The records that follow must be reproduced in full, exactly as written.

Exercise data –
—————

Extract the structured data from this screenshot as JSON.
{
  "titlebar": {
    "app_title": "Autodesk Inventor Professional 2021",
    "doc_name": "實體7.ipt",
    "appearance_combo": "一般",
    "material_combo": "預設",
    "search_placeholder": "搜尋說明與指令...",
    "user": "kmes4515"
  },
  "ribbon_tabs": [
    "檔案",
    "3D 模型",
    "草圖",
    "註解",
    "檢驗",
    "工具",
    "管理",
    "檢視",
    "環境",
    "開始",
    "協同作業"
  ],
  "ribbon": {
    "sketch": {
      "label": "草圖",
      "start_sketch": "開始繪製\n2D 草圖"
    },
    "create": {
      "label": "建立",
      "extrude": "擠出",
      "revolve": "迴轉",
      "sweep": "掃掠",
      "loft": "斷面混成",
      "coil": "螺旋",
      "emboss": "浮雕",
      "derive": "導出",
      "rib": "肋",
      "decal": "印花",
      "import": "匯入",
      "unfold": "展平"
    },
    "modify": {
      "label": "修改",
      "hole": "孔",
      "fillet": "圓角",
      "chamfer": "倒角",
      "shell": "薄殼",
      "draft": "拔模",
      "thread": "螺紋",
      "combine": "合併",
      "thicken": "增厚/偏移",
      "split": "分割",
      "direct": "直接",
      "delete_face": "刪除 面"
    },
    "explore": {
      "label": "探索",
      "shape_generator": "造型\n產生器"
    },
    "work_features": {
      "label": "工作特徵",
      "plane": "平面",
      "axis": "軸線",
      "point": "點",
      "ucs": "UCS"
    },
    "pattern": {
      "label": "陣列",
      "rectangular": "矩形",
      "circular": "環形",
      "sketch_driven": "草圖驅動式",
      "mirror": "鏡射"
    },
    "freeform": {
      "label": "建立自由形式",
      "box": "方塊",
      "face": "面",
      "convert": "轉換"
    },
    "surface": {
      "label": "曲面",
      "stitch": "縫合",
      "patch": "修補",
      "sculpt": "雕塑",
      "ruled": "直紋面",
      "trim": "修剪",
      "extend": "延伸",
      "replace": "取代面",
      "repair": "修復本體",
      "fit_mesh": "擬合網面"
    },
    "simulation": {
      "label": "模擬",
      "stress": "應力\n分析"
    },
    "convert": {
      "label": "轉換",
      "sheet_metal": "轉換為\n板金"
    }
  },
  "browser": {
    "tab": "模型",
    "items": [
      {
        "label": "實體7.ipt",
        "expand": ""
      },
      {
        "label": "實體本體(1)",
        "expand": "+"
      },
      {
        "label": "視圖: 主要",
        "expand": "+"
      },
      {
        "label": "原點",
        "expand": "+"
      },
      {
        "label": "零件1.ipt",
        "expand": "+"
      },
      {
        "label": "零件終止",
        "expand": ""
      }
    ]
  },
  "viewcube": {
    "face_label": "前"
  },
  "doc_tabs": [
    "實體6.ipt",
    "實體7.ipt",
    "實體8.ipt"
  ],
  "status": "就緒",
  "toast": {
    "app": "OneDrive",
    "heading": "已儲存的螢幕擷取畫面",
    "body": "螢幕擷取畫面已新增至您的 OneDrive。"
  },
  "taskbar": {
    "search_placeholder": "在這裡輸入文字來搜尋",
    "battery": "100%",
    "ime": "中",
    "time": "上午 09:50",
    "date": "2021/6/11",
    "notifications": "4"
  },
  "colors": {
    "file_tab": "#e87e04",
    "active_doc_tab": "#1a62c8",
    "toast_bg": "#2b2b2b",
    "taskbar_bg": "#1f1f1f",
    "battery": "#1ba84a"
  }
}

—————

Exercise solution –
Extract the structured data from this screenshot as JSON.
{
  "titlebar": {
    "app_title": "Autodesk Inventor Professional 2021",
    "doc_name": "實體7.ipt",
    "appearance_combo": "一般",
    "material_combo": "預設",
    "search_placeholder": "搜尋說明與指令...",
    "user": "kmes4515"
  },
  "ribbon_tabs": [
    "檔案",
    "3D 模型",
    "草圖",
    "註解",
    "檢驗",
    "工具",
    "管理",
    "檢視",
    "環境",
    "開始",
    "協同作業"
  ],
  "ribbon": {
    "sketch": {
      "label": "草圖",
      "start_sketch": "開始繪製\n2D 草圖"
    },
    "create": {
      "label": "建立",
      "extrude": "擠出",
      "revolve": "迴轉",
      "sweep": "掃掠",
      "loft": "斷面混成",
      "coil": "螺旋",
      "emboss": "浮雕",
      "derive": "導出",
      "rib": "肋",
      "decal": "印花",
      "import": "匯入",
      "unfold": "展平"
    },
    "modify": {
      "label": "修改",
      "hole": "孔",
      "fillet": "圓角",
      "chamfer": "倒角",
      "shell": "薄殼",
      "draft": "拔模",
      "thread": "螺紋",
      "combine": "合併",
      "thicken": "增厚/偏移",
      "split": "分割",
      "direct": "直接",
      "delete_face": "刪除 面"
    },
    "explore": {
      "label": "探索",
      "shape_generator": "造型\n產生器"
    },
    "work_features": {
      "label": "工作特徵",
      "plane": "平面",
      "axis": "軸線",
      "point": "點",
      "ucs": "UCS"
    },
    "pattern": {
      "label": "陣列",
      "rectangular": "矩形",
      "circular": "環形",
      "sketch_driven": "草圖驅動式",
      "mirror": "鏡射"
    },
    "freeform": {
      "label": "建立自由形式",
      "box": "方塊",
      "face": "面",
      "convert": "轉換"
    },
    "surface": {
      "label": "曲面",
      "stitch": "縫合",
      "patch": "修補",
      "sculpt": "雕塑",
      "ruled": "直紋面",
      "trim": "修剪",
      "extend": "延伸",
      "replace": "取代面",
      "repair": "修復本體",
      "fit_mesh": "擬合網面"
    },
    "simulation": {
      "label": "模擬",
      "stress": "應力\n分析"
    },
    "convert": {
      "label": "轉換",
      "sheet_metal": "轉換為\n板金"
    }
  },
  "browser": {
    "tab": "模型",
    "items": [
      {
        "label": "實體7.ipt",
        "expand": ""
      },
      {
        "label": "實體本體(1)",
        "expand": "+"
      },
      {
        "label": "視圖: 主要",
        "expand": "+"
      },
      {
        "label": "原點",
        "expand": "+"
      },
      {
        "label": "零件1.ipt",
        "expand": "+"
      },
      {
        "label": "零件終止",
        "expand": ""
      }
    ]
  },
  "viewcube": {
    "face_label": "前"
  },
  "doc_tabs": [
    "實體6.ipt",
    "實體7.ipt",
    "實體8.ipt"
  ],
  "status": "就緒",
  "toast": {
    "app": "OneDrive",
    "heading": "已儲存的螢幕擷取畫面",
    "body": "螢幕擷取畫面已新增至您的 OneDrive。"
  },
  "taskbar": {
    "search_placeholder": "在這裡輸入文字來搜尋",
    "battery": "100%",
    "ime": "中",
    "time": "上午 09:50",
    "date": "2021/6/11",
    "notifications": "4"
  },
  "colors": {
    "file_tab": "#e87e04",
    "active_doc_tab": "#1a62c8",
    "toast_bg": "#2b2b2b",
    "taskbar_bg": "#1f1f1f",
    "battery": "#1ba84a"
  }
}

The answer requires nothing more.